→ To be done: Exactly as given, repeat all of the entries.

(Stored items from a collection)
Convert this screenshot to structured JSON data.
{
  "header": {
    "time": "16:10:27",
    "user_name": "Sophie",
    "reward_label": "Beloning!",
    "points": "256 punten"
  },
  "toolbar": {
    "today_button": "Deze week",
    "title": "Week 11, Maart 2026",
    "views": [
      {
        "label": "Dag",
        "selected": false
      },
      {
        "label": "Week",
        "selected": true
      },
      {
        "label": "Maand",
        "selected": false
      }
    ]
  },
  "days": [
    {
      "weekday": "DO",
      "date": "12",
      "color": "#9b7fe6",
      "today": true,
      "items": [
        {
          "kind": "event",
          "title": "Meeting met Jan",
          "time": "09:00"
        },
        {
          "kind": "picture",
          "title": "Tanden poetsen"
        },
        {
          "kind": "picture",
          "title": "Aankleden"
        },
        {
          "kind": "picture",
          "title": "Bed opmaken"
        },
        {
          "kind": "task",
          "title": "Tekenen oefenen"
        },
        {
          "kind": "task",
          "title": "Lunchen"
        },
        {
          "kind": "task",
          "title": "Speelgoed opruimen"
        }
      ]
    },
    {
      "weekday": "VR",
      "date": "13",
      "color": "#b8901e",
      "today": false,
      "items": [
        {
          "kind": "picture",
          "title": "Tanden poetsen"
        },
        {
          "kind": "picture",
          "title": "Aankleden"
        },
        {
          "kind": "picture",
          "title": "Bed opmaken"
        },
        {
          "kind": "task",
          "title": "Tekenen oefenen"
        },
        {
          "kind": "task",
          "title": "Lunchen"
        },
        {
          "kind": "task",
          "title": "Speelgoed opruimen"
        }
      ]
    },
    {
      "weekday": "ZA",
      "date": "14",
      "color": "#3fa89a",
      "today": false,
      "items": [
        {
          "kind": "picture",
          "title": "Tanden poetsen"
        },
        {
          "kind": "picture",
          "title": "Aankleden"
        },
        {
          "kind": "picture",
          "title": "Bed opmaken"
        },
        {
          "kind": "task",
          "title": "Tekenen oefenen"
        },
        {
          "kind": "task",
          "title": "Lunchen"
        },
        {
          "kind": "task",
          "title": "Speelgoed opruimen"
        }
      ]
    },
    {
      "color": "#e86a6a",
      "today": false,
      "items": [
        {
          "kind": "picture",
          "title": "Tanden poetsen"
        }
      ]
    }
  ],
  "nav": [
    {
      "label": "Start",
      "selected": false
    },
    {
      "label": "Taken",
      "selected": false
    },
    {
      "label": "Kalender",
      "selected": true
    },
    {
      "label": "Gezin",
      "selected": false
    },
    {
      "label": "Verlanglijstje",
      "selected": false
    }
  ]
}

→ Exercise response:
Convert this screenshot to structured JSON data.
{
  "header": {
    "time": "16:10:27",
    "user_name": "Sophie",
    "reward_label": "Beloning!",
    "points": "256 punten"
  },
  "toolbar": {
    "today_button": "Deze week",
    "title": "Week 11, Maart 2026",
    "views": [
      {
        "label": "Dag",
        "selected": false
      },
      {
        "label": "Week",
        "selected": true
      },
      {
        "label": "Maand",
        "selected": false
      }
    ]
  },
  "days": [
    {
      "weekday": "DO",
      "date": "12",
      "color": "#9b7fe6",
      "today": true,
      "items": [
        {
          "kind": "event",
          "title": "Meeting met Jan",
          "time": "09:00"
        },
        {
          "kind": "picture",
          "title": "Tanden poetsen"
        },
        {
          "kind": "picture",
          "title": "Aankleden"
        },
        {
          "kind": "picture",
          "title": "Bed opmaken"
        },
        {
          "kind": "task",
          "title": "Tekenen oefenen"
        },
        {
          "kind": "task",
          "title": "Lunchen"
        },
        {
          "kind": "task",
          "title": "Speelgoed opruimen"
        }
      ]
    },
    {
      "weekday": "VR",
      "date": "13",
      "color": "#b8901e",
      "today": false,
      "items": [
        {
          "kind": "picture",
          "title": "Tanden poetsen"
        },
        {
          "kind": "picture",
          "title": "Aankleden"
        },
        {
          "kind": "picture",
          "title": "Bed opmaken"
        },
        {
          "kind": "task",
          "title": "Tekenen oefenen"
        },
        {
          "kind": "task",
          "title": "Lunchen"
        },
        {
          "kind": "task",
          "title": "Speelgoed opruimen"
        }
      ]
    },
    {
      "weekday": "ZA",
      "date": "14",
      "color": "#3fa89a",
      "today": false,
      "items": [
        {
          "kind": "picture",
          "title": "Tanden poetsen"
        },
        {
          "kind": "picture",
          "title": "Aankleden"
        },
        {
          "kind": "picture",
          "title": "Bed opmaken"
        },
        {
          "kind": "task",
          "title": "Tekenen oefenen"
        },
        {
          "kind": "task",
          "title": "Lunchen"
        },
        {
          "kind": "task",
          "title": "Speelgoed opruimen"
        }
      ]
    },
    {
      "color": "#e86a6a",
      "today": false,
      "items": [
        {
          "kind": "picture",
          "title": "Tanden poetsen"
        }
      ]
    }
  ],
  "nav": [
    {
      "label": "Start",
      "selected": false
    },
    {
      "label": "Taken",
      "selected": false
    },
    {
      "label": "Kalender",
      "selected": true
    },
    {
      "label": "Gezin",
      "selected": false
    },
    {
      "label": "Verlanglijstje",
      "selected": false
    }
  ]
}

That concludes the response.